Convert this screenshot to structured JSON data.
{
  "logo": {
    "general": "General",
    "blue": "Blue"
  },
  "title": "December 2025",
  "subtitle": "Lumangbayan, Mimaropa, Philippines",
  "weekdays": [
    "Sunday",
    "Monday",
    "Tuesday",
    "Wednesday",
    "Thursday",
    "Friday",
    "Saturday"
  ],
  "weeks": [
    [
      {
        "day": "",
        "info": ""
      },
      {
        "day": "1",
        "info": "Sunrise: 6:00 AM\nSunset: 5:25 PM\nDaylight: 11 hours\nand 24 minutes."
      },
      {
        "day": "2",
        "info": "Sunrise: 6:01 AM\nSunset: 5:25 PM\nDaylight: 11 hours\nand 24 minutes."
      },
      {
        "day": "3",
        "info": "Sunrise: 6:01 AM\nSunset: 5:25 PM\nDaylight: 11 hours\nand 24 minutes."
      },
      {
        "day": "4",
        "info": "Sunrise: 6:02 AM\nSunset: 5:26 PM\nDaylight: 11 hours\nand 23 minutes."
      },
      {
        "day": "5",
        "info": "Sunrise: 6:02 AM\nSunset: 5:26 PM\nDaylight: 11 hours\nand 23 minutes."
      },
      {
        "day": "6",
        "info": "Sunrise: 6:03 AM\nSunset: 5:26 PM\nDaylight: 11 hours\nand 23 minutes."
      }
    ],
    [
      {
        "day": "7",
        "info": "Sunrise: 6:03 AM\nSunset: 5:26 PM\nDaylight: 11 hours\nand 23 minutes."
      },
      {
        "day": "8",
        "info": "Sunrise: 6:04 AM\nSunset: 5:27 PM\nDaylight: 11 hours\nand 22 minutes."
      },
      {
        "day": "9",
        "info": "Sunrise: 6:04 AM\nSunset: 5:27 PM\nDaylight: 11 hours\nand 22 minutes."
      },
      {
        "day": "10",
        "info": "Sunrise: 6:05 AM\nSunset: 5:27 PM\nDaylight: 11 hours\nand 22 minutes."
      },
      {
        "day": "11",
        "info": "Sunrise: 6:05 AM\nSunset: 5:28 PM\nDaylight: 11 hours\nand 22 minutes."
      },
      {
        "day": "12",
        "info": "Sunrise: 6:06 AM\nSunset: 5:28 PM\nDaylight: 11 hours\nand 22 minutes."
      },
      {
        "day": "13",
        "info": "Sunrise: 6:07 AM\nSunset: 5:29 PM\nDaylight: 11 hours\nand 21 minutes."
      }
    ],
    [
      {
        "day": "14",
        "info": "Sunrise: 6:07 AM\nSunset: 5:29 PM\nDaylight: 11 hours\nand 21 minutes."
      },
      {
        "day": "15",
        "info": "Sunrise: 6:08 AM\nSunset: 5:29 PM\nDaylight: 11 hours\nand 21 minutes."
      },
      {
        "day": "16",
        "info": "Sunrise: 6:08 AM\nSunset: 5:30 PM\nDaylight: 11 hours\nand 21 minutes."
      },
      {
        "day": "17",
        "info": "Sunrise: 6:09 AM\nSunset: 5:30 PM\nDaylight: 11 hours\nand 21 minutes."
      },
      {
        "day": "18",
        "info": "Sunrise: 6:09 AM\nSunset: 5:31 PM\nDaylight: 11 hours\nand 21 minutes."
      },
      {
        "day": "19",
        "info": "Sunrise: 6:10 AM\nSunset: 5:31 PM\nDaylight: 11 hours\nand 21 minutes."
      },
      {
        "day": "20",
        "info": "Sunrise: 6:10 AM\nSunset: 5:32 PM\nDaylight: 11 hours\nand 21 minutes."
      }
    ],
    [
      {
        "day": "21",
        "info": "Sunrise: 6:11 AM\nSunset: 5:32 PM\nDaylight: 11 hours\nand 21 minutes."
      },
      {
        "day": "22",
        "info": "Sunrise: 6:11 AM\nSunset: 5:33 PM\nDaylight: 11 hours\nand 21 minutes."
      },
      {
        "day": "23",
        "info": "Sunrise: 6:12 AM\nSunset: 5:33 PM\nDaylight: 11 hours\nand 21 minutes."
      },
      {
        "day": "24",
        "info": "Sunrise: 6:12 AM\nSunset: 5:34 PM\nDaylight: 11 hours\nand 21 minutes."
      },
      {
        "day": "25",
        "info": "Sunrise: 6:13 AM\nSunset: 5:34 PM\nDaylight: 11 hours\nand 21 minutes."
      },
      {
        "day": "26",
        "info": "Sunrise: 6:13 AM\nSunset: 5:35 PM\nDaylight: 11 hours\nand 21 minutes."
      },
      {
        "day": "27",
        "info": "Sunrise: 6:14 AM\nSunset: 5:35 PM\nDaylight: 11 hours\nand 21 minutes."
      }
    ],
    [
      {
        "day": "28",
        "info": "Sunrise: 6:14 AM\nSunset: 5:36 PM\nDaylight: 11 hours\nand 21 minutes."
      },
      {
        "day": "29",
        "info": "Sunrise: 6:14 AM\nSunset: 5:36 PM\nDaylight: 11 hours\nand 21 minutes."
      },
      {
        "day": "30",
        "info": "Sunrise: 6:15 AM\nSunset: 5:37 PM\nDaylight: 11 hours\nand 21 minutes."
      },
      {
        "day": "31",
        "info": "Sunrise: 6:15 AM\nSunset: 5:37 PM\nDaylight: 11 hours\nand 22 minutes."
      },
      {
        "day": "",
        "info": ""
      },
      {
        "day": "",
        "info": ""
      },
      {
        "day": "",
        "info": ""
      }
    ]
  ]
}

== Stated task ==
Write out the full listing, keeping every line exactly as it is.

== Answer for the task ==
Convert this screenshot to structured JSON data.
{
  "logo": {
    "general": "General",
    "blue": "Blue"
  },
  "title": "December 2025",
  "subtitle": "Lumangbayan, Mimaropa, Philippines",
  "weekdays": [
    "Sunday",
    "Monday",
    "Tuesday",
    "Wednesday",
    "Thursday",
    "Friday",
    "Saturday"
  ],
  "weeks": [
    [
      {
        "day": "",
        "info": ""
      },
      {
        "day": "1",
        "info": "Sunrise: 6:00 AM\nSunset: 5:25 PM\nDaylight: 11 hours\nand 24 minutes."
      },
      {
        "day": "2",
        "info": "Sunrise: 6:01 AM\nSunset: 5:25 PM\nDaylight: 11 hours\nand 24 minutes."
      },
      {
        "day": "3",
        "info": "Sunrise: 6:01 AM\nSunset: 5:25 PM\nDaylight: 11 hours\nand 24 minutes."
      },
      {
        "day": "4",
        "info": "Sunrise: 6:02 AM\nSunset: 5:26 PM\nDaylight: 11 hours\nand 23 minutes."
      },
      {
        "day": "5",
        "info": "Sunrise: 6:02 AM\nSunset: 5:26 PM\nDaylight: 11 hours\nand 23 minutes."
      },
      {
        "day": "6",
        "info": "Sunrise: 6:03 AM\nSunset: 5:26 PM\nDaylight: 11 hours\nand 23 minutes."
      }
    ],
    [
      {
        "day": "7",
        "info": "Sunrise: 6:03 AM\nSunset: 5:26 PM\nDaylight: 11 hours\nand 23 minutes."
      },
      {
        "day": "8",
        "info": "Sunrise: 6:04 AM\nSunset: 5:27 PM\nDaylight: 11 hours\nand 22 minutes."
      },
      {
        "day": "9",
        "info": "Sunrise: 6:04 AM\nSunset: 5:27 PM\nDaylight: 11 hours\nand 22 minutes."
      },
      {
        "day": "10",
        "info": "Sunrise: 6:05 AM\nSunset: 5:27 PM\nDaylight: 11 hours\nand 22 minutes."
      },
      {
        "day": "11",
        "info": "Sunrise: 6:05 AM\nSunset: 5:28 PM\nDaylight: 11 hours\nand 22 minutes."
      },
      {
        "day": "12",
        "info": "Sunrise: 6:06 AM\nSunset: 5:28 PM\nDaylight: 11 hours\nand 22 minutes."
      },
      {
        "day": "13",
        "info": "Sunrise: 6:07 AM\nSunset: 5:29 PM\nDaylight: 11 hours\nand 21 minutes."
      }
    ],
    [
      {
        "day": "14",
        "info": "Sunrise: 6:07 AM\nSunset: 5:29 PM\nDaylight: 11 hours\nand 21 minutes."
      },
      {
        "day": "15",
        "info": "Sunrise: 6:08 AM\nSunset: 5:29 PM\nDaylight: 11 hours\nand 21 minutes."
      },
      {
        "day": "16",
        "info": "Sunrise: 6:08 AM\nSunset: 5:30 PM\nDaylight: 11 hours\nand 21 minutes."
      },
      {
        "day": "17",
        "info": "Sunrise: 6:09 AM\nSunset: 5:30 PM\nDaylight: 11 hours\nand 21 minutes."
      },
      {
        "day": "18",
        "info": "Sunrise: 6:09 AM\nSunset: 5:31 PM\nDaylight: 11 hours\nand 21 minutes."
      },
      {
        "day": "19",
        "info": "Sunrise: 6:10 AM\nSunset: 5:31 PM\nDaylight: 11 hours\nand 21 minutes."
      },
      {
        "day": "20",
        "info": "Sunrise: 6:10 AM\nSunset: 5:32 PM\nDaylight: 11 hours\nand 21 minutes."
      }
    ],
    [
      {
        "day": "21",
        "info": "Sunrise: 6:11 AM\nSunset: 5:32 PM\nDaylight: 11 hours\nand 21 minutes."
      },
      {
        "day": "22",
        "info": "Sunrise: 6:11 AM\nSunset: 5:33 PM\nDaylight: 11 hours\nand 21 minutes."
      },
      {
        "day": "23",
        "info": "Sunrise: 6:12 AM\nSunset: 5:33 PM\nDaylight: 11 hours\nand 21 minutes."
      },
      {
        "day": "24",
        "info": "Sunrise: 6:12 AM\nSunset: 5:34 PM\nDaylight: 11 hours\nand 21 minutes."
      },
      {
        "day": "25",
        "info": "Sunrise: 6:13 AM\nSunset: 5:34 PM\nDaylight: 11 hours\nand 21 minutes."
      },
      {
        "day": "26",
        "info": "Sunrise: 6:13 AM\nSunset: 5:35 PM\nDaylight: 11 hours\nand 21 minutes."
      },
      {
        "day": "27",
        "info": "Sunrise: 6:14 AM\nSunset: 5:35 PM\nDaylight: 11 hours\nand 21 minutes."
      }
    ],
    [
      {
        "day": "28",
        "info": "Sunrise: 6:14 AM\nSunset: 5:36 PM\nDaylight: 11 hours\nand 21 minutes."
      },
      {
        "day": "29",
        "info": "Sunrise: 6:14 AM\nSunset: 5:36 PM\nDaylight: 11 hours\nand 21 minutes."
      },
      {
        "day": "30",
        "info": "Sunrise: 6:15 AM\nSunset: 5:37 PM\nDaylight: 11 hours\nand 21 minutes."
      },
      {
        "day": "31",
        "info": "Sunrise: 6:15 AM\nSunset: 5:37 PM\nDaylight: 11 hours\nand 22 minutes."
      },
      {
        "day": "",
        "info": ""
      },
      {
        "day": "",
        "info": ""
      },
      {
        "day": "",
        "info": ""
      }
    ]
  ]
}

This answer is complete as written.